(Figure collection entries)
(begin)
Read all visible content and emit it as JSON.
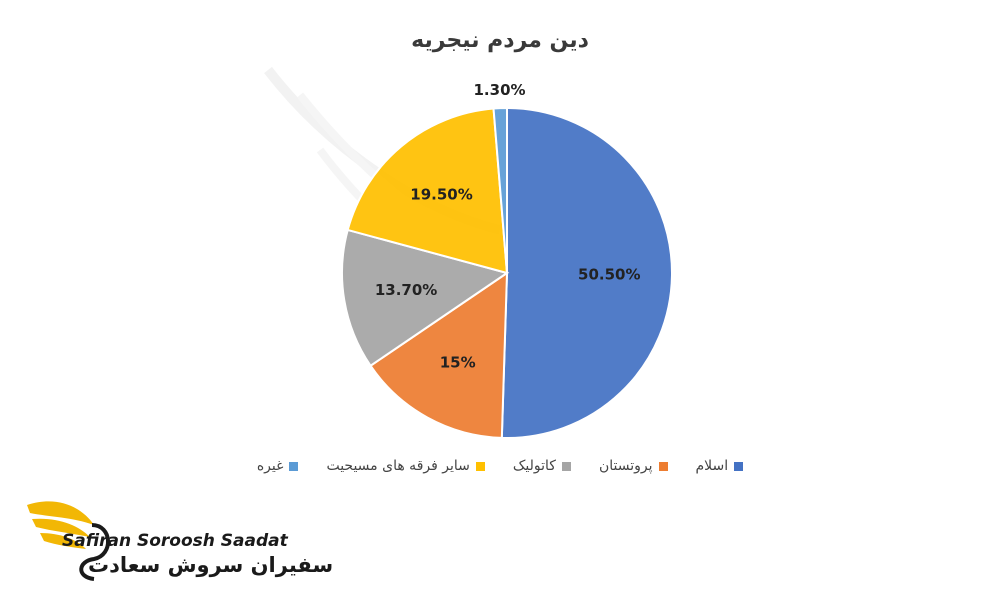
{
  "chart_data": {
    "type": "pie",
    "title": "دین مردم نیجریه",
    "slices": [
      {
        "name": "اسلام",
        "value": 50.5,
        "label": "50.50%",
        "color": "#4472C4"
      },
      {
        "name": "پروتستان",
        "value": 15.0,
        "label": "15%",
        "color": "#ED7D31"
      },
      {
        "name": "کاتولیک",
        "value": 13.7,
        "label": "13.70%",
        "color": "#A5A5A5"
      },
      {
        "name": "سایر فرقه های مسیحیت",
        "value": 19.5,
        "label": "19.50%",
        "color": "#FFC000"
      },
      {
        "name": "غیره",
        "value": 1.3,
        "label": "1.30%",
        "color": "#5B9BD5"
      }
    ],
    "legend_position": "bottom"
  },
  "brand": {
    "name_en": "Safiran Soroosh Saadat",
    "name_fa": "سفیران سروش سعادت",
    "accent_color": "#F2B705"
  }
}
(end)
Problem to solve. Return each line from the material above exactly, but not the pictures.

Correct answer.
Read all visible content and emit it as JSON.
{
  "chart_data": {
    "type": "pie",
    "title": "دین مردم نیجریه",
    "slices": [
      {
        "name": "اسلام",
        "value": 50.5,
        "label": "50.50%",
        "color": "#4472C4"
      },
      {
        "name": "پروتستان",
        "value": 15.0,
        "label": "15%",
        "color": "#ED7D31"
      },
      {
        "name": "کاتولیک",
        "value": 13.7,
        "label": "13.70%",
        "color": "#A5A5A5"
      },
      {
        "name": "سایر فرقه های مسیحیت",
        "value": 19.5,
        "label": "19.50%",
        "color": "#FFC000"
      },
      {
        "name": "غیره",
        "value": 1.3,
        "label": "1.30%",
        "color": "#5B9BD5"
      }
    ],
    "legend_position": "bottom"
  },
  "brand": {
    "name_en": "Safiran Soroosh Saadat",
    "name_fa": "سفیران سروش سعادت",
    "accent_color": "#F2B705"
  }
}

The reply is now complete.